## 简短题目:
将清单中从包含“Patent image size: (650, 594).”的一行起，直至包含“The valve body 62 is at (340, 383).”的一行止（首尾两行均包括在内）的部分转写为两列CSV，列名分别为“输入”和“输出”。每行给出文本及其答案，各置于一个带引号的字段中，字段内的换行一律改为空格。

[从某一集合中提取的数据]
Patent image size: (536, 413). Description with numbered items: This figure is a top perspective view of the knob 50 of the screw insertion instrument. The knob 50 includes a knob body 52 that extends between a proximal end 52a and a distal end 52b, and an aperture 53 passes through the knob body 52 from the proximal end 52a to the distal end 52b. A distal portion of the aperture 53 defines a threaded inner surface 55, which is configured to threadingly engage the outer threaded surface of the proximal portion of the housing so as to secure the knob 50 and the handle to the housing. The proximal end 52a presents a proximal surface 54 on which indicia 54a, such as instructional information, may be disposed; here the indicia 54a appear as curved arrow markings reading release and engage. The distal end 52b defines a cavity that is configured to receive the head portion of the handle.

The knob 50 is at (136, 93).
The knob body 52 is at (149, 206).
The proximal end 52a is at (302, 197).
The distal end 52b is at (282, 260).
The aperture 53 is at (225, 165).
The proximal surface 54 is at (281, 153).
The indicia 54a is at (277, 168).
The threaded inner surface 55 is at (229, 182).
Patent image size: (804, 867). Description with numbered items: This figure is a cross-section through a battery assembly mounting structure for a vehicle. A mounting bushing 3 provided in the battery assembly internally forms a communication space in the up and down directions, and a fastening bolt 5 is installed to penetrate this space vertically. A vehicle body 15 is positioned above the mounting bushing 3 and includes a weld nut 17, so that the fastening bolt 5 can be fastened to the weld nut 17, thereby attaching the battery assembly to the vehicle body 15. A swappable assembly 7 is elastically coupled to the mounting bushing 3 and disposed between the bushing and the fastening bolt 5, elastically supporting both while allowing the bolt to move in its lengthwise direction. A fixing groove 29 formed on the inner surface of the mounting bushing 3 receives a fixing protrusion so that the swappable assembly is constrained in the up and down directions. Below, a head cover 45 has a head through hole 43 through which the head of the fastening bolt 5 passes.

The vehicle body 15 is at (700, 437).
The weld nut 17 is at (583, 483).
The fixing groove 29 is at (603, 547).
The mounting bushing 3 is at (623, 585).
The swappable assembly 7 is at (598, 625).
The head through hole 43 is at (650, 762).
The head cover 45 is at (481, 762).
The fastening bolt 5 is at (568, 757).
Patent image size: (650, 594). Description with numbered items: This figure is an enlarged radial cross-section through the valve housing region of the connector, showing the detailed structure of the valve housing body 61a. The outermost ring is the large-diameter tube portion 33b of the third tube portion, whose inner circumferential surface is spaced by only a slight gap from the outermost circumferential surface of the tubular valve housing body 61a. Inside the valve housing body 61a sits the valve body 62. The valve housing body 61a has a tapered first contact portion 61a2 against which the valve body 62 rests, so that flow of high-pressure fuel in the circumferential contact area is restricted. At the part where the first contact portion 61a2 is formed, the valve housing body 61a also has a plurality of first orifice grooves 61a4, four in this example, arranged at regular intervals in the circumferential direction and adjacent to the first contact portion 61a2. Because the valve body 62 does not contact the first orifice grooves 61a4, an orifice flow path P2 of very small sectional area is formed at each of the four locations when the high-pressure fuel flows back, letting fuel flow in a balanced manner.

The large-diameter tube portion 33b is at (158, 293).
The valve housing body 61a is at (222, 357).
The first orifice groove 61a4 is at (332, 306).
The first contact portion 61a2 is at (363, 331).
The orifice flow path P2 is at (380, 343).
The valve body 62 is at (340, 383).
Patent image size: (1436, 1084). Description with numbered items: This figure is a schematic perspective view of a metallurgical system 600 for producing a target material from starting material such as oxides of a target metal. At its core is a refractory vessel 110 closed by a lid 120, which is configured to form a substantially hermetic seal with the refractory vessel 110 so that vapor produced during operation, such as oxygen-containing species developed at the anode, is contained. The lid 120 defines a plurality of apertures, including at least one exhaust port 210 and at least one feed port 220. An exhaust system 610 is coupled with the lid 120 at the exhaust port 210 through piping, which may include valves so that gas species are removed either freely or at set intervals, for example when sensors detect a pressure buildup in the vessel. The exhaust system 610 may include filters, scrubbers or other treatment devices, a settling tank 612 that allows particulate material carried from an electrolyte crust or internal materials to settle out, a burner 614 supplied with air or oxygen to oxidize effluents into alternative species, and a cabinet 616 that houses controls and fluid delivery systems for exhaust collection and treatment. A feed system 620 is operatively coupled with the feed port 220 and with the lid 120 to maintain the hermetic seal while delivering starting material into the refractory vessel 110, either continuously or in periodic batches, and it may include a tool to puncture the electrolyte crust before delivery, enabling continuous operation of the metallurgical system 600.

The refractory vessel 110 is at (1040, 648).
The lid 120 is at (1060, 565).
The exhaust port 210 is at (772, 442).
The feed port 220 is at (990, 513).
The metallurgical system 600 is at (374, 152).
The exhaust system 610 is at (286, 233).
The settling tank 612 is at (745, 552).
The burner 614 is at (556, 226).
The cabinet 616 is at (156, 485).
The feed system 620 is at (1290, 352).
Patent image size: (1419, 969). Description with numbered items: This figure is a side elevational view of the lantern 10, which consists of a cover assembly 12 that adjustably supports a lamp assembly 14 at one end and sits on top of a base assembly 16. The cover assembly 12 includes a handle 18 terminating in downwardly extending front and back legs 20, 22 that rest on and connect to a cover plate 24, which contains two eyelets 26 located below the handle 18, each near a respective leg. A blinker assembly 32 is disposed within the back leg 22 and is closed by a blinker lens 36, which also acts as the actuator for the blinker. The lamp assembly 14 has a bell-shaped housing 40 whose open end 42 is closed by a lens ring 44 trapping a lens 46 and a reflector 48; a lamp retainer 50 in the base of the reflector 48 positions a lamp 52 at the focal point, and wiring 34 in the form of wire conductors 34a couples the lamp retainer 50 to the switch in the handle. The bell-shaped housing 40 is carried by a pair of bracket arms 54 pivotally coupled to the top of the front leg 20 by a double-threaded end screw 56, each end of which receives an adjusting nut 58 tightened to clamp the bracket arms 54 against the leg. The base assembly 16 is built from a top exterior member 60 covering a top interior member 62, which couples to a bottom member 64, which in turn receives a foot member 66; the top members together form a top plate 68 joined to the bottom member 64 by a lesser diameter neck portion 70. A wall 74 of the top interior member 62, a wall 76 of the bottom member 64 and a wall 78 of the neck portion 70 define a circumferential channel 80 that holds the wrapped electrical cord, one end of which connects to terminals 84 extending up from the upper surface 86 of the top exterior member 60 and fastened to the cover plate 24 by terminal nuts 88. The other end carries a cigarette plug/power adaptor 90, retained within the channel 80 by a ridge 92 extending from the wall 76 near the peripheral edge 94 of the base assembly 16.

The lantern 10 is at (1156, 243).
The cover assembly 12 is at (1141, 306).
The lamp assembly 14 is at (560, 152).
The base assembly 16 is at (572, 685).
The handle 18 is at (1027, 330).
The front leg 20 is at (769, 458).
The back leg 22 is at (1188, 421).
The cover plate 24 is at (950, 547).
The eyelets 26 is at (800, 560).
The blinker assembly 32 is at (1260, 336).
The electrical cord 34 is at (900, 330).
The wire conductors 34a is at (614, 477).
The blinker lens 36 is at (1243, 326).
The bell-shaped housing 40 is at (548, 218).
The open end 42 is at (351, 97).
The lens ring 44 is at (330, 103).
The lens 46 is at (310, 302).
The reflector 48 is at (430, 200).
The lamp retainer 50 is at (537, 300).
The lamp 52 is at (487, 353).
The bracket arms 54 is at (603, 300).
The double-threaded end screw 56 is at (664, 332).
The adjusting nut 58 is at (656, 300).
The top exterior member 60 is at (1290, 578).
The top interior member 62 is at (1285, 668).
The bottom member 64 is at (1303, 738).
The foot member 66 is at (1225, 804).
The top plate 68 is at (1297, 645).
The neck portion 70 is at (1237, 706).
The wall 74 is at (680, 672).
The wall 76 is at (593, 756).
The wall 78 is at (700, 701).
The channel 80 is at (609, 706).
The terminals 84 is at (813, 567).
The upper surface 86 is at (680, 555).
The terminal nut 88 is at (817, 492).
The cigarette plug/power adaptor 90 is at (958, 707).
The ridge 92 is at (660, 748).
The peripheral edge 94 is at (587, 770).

## 练习结果:
输入,输出
"Patent image size: (650, 594). Description with numbered items: This figure is an enlarged radial cross-section through the valve housing region of the connector, showing the detailed structure of the valve housing body 61a. The outermost ring is the large-diameter tube portion 33b of the third tube portion, whose inner circumferential surface is spaced by only a slight gap from the outermost circumferential surface of the tubular valve housing body 61a. Inside the valve housing body 61a sits the valve body 62. The valve housing body 61a has a tapered first contact portion 61a2 against which the valve body 62 rests, so that flow of high-pressure fuel in the circumferential contact area is restricted. At the part where the first contact portion 61a2 is formed, the valve housing body 61a also has a plurality of first orifice grooves 61a4, four in this example, arranged at regular intervals in the circumferential direction and adjacent to the first contact portion 61a2. Because the valve body 62 does not contact the first orifice grooves 61a4, an orifice flow path P2 of very small sectional area is formed at each of the four locations when the high-pressure fuel flows back, letting fuel flow in a balanced manner.","The large-diameter tube portion 33b is at (158, 293). The valve housing body 61a is at (222, 357). The first orifice groove 61a4 is at (332, 306). The first contact portion 61a2 is at (363, 331). The orifice flow path P2 is at (380, 343). The valve body 62 is at (340, 383)."